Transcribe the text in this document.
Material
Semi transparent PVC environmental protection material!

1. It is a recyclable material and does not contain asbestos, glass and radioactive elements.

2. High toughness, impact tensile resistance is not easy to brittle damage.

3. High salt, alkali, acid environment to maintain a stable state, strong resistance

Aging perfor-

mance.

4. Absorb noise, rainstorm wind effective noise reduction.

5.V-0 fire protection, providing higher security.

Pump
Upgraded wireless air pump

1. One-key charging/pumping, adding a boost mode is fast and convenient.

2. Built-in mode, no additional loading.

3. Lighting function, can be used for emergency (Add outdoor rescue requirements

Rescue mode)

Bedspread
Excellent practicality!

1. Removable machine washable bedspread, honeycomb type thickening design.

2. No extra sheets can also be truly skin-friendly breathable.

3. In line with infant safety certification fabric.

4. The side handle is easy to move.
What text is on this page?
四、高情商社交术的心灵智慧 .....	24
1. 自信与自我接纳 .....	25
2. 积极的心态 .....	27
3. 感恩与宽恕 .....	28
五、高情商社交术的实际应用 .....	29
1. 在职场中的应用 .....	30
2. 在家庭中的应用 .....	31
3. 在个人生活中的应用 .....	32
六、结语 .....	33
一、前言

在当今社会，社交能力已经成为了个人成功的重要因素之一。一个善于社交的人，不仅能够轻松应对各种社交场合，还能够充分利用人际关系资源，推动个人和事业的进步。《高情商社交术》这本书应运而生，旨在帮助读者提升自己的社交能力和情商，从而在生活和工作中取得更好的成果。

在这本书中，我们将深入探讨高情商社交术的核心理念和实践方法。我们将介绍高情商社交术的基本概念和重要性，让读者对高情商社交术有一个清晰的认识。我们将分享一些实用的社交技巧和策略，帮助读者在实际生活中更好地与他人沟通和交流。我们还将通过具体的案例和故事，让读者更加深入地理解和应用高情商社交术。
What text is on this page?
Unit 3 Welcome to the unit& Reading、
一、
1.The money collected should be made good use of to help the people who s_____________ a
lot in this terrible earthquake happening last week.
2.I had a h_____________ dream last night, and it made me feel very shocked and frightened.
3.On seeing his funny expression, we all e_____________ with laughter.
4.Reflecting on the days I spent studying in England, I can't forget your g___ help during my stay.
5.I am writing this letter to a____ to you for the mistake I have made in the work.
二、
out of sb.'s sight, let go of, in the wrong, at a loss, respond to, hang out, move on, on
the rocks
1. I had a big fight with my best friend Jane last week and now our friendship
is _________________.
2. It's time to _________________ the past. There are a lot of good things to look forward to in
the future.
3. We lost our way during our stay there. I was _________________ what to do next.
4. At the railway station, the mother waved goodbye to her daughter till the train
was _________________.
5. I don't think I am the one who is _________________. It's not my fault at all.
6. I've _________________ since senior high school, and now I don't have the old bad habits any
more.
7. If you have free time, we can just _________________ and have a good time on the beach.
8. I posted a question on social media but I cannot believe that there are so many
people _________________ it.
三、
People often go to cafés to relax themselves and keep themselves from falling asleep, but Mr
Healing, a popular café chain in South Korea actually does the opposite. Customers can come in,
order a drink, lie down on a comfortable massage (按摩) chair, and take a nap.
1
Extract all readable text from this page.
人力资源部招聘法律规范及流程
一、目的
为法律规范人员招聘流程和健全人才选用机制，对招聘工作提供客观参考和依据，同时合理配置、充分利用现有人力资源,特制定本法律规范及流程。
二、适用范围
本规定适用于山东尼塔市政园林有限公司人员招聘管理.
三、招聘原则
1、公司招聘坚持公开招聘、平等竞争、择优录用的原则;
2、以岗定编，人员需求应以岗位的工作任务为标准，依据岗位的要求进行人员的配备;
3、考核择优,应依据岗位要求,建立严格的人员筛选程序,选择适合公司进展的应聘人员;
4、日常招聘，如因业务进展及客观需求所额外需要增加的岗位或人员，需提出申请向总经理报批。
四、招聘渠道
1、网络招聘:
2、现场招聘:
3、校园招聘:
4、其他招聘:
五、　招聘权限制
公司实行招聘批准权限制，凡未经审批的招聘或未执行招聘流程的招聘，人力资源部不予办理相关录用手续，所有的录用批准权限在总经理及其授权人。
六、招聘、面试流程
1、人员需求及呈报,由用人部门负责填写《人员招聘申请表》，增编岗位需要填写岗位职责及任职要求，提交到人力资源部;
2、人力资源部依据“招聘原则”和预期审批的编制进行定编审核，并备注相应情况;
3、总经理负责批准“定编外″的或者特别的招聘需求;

- TASK:
Retype the whole listing, matching it exactly.

- FINISHED TASK:
Transcribe the text in this document.
Material
Semi transparent PVC environmental protection material!

1. It is a recyclable material and does not contain asbestos, glass and radioactive elements.

2. High toughness, impact tensile resistance is not easy to brittle damage.

3. High salt, alkali, acid environment to maintain a stable state, strong resistance

Aging perfor-

mance.

4. Absorb noise, rainstorm wind effective noise reduction.

5.V-0 fire protection, providing higher security.

Pump
Upgraded wireless air pump

1. One-key charging/pumping, adding a boost mode is fast and convenient.

2. Built-in mode, no additional loading.

3. Lighting function, can be used for emergency (Add outdoor rescue requirements

Rescue mode)

Bedspread
Excellent practicality!

1. Removable machine washable bedspread, honeycomb type thickening design.

2. No extra sheets can also be truly skin-friendly breathable.

3. In line with infant safety certification fabric.

4. The side handle is easy to move.
What text is on this page?
四、高情商社交术的心灵智慧 .....	24
1. 自信与自我接纳 .....	25
2. 积极的心态 .....	27
3. 感恩与宽恕 .....	28
五、高情商社交术的实际应用 .....	29
1. 在职场中的应用 .....	30
2. 在家庭中的应用 .....	31
3. 在个人生活中的应用 .....	32
六、结语 .....	33
一、前言

在当今社会，社交能力已经成为了个人成功的重要因素之一。一个善于社交的人，不仅能够轻松应对各种社交场合，还能够充分利用人际关系资源，推动个人和事业的进步。《高情商社交术》这本书应运而生，旨在帮助读者提升自己的社交能力和情商，从而在生活和工作中取得更好的成果。

在这本书中，我们将深入探讨高情商社交术的核心理念和实践方法。我们将介绍高情商社交术的基本概念和重要性，让读者对高情商社交术有一个清晰的认识。我们将分享一些实用的社交技巧和策略，帮助读者在实际生活中更好地与他人沟通和交流。我们还将通过具体的案例和故事，让读者更加深入地理解和应用高情商社交术。
What text is on this page?
Unit 3 Welcome to the unit& Reading、
一、
1.The money collected should be made good use of to help the people who s_____________ a
lot in this terrible earthquake happening last week.
2.I had a h_____________ dream last night, and it made me feel very shocked and frightened.
3.On seeing his funny expression, we all e_____________ with laughter.
4.Reflecting on the days I spent studying in England, I can't forget your g___ help during my stay.
5.I am writing this letter to a____ to you for the mistake I have made in the work.
二、
out of sb.'s sight, let go of, in the wrong, at a loss, respond to, hang out, move on, on
the rocks
1. I had a big fight with my best friend Jane last week and now our friendship
is _________________.
2. It's time to _________________ the past. There are a lot of good things to look forward to in
the future.
3. We lost our way during our stay there. I was _________________ what to do next.
4. At the railway station, the mother waved goodbye to her daughter till the train
was _________________.
5. I don't think I am the one who is _________________. It's not my fault at all.
6. I've _________________ since senior high school, and now I don't have the old bad habits any
more.
7. If you have free time, we can just _________________ and have a good time on the beach.
8. I posted a question on social media but I cannot believe that there are so many
people _________________ it.
三、
People often go to cafés to relax themselves and keep themselves from falling asleep, but Mr
Healing, a popular café chain in South Korea actually does the opposite. Customers can come in,
order a drink, lie down on a comfortable massage (按摩) chair, and take a nap.
1
Extract all readable text from this page.
人力资源部招聘法律规范及流程
一、目的
为法律规范人员招聘流程和健全人才选用机制，对招聘工作提供客观参考和依据，同时合理配置、充分利用现有人力资源,特制定本法律规范及流程。
二、适用范围
本规定适用于山东尼塔市政园林有限公司人员招聘管理.
三、招聘原则
1、公司招聘坚持公开招聘、平等竞争、择优录用的原则;
2、以岗定编，人员需求应以岗位的工作任务为标准，依据岗位的要求进行人员的配备;
3、考核择优,应依据岗位要求,建立严格的人员筛选程序,选择适合公司进展的应聘人员;
4、日常招聘，如因业务进展及客观需求所额外需要增加的岗位或人员，需提出申请向总经理报批。
四、招聘渠道
1、网络招聘:
2、现场招聘:
3、校园招聘:
4、其他招聘:
五、　招聘权限制
公司实行招聘批准权限制，凡未经审批的招聘或未执行招聘流程的招聘，人力资源部不予办理相关录用手续，所有的录用批准权限在总经理及其授权人。
六、招聘、面试流程
1、人员需求及呈报,由用人部门负责填写《人员招聘申请表》，增编岗位需要填写岗位职责及任职要求，提交到人力资源部;
2、人力资源部依据“招聘原则”和预期审批的编制进行定编审核，并备注相应情况;
3、总经理负责批准“定编外″的或者特别的招聘需求;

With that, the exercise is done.